Recorded data
• • • • •
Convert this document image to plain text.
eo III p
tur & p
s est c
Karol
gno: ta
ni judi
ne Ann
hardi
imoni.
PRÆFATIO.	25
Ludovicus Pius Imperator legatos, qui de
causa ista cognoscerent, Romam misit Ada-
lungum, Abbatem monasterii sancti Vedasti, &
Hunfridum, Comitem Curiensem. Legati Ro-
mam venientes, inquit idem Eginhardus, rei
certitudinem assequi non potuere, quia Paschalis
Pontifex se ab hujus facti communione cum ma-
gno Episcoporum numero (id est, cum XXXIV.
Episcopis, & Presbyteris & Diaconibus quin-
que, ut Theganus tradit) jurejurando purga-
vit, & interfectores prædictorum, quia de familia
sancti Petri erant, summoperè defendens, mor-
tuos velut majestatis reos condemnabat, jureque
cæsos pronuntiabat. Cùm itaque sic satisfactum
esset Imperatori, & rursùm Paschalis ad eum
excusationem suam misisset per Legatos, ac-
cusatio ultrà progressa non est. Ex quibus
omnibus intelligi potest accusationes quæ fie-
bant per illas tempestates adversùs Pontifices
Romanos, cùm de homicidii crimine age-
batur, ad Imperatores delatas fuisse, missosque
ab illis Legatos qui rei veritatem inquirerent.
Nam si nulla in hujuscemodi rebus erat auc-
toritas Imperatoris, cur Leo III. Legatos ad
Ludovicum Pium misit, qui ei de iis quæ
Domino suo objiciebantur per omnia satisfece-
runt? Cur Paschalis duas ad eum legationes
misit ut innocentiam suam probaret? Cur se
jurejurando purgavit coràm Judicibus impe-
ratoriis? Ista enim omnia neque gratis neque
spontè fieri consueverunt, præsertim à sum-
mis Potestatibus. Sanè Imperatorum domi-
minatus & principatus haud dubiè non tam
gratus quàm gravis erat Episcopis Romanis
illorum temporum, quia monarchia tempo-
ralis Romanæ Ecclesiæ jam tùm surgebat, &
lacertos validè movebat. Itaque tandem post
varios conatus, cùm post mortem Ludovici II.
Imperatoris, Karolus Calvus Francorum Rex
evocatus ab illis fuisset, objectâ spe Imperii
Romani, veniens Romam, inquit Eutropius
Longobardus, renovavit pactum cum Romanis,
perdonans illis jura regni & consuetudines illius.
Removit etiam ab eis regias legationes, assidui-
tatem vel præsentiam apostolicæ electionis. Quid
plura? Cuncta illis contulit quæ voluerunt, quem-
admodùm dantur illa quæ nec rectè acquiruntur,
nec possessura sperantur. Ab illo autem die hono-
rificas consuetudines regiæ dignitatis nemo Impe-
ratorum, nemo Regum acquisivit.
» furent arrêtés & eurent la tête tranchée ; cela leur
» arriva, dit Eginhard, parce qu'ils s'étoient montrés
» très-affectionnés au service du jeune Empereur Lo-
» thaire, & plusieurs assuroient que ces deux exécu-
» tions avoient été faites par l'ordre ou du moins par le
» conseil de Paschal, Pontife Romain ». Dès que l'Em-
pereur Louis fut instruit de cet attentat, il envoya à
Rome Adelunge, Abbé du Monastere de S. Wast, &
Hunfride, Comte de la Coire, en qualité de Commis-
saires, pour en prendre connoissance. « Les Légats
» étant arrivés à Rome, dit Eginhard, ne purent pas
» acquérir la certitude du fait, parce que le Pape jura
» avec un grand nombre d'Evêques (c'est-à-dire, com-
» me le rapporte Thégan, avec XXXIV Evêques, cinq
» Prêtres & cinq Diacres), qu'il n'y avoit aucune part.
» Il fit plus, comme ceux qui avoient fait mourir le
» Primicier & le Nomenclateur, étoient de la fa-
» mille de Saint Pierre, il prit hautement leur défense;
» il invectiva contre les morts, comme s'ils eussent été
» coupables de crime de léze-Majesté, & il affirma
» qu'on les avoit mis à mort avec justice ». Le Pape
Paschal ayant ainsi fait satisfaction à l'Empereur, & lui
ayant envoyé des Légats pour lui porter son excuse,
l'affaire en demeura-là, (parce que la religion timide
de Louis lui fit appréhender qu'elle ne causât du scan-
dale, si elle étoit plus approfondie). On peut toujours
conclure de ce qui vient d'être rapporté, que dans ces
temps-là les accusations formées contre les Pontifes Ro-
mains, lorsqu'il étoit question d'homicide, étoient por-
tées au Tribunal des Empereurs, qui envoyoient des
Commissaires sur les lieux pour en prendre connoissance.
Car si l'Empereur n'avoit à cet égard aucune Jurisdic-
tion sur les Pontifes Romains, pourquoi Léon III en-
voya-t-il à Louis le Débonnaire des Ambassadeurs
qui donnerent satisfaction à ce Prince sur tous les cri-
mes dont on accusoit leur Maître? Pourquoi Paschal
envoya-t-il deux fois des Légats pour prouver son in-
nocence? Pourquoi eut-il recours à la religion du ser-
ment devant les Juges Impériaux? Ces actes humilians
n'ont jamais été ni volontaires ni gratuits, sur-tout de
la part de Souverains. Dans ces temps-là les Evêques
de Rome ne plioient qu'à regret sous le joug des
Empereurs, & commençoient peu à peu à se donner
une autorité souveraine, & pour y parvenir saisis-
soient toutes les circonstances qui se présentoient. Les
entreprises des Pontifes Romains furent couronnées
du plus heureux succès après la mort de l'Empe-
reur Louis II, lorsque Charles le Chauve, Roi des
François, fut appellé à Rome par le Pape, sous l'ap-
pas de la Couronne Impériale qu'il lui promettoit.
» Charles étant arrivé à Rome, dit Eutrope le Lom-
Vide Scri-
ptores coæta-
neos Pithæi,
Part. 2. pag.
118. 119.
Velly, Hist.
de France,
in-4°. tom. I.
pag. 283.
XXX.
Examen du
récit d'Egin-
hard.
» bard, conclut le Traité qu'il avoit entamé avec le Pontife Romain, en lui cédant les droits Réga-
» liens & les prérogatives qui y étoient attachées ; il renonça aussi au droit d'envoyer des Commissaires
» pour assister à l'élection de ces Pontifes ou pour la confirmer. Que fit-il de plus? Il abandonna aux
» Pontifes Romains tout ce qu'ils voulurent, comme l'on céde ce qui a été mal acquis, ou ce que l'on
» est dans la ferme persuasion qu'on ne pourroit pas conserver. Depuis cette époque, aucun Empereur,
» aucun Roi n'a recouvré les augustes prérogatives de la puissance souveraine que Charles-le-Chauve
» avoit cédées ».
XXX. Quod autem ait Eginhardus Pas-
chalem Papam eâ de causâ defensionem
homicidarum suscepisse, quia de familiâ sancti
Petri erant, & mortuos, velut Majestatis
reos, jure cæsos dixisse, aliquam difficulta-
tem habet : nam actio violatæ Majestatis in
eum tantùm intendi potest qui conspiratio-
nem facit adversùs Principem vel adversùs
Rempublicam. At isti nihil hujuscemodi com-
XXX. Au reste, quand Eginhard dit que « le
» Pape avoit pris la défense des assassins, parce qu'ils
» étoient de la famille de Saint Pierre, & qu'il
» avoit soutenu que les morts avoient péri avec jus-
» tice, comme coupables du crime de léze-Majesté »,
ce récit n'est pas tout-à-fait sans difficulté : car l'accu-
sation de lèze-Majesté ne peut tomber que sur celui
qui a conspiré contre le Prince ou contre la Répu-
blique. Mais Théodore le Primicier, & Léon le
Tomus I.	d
• • • • •
Look through the data and show every line containing "léze".

» coupables de crime de léze-Majesté, & il affirma
» tice, comme coupables du crime de léze-Majesté »,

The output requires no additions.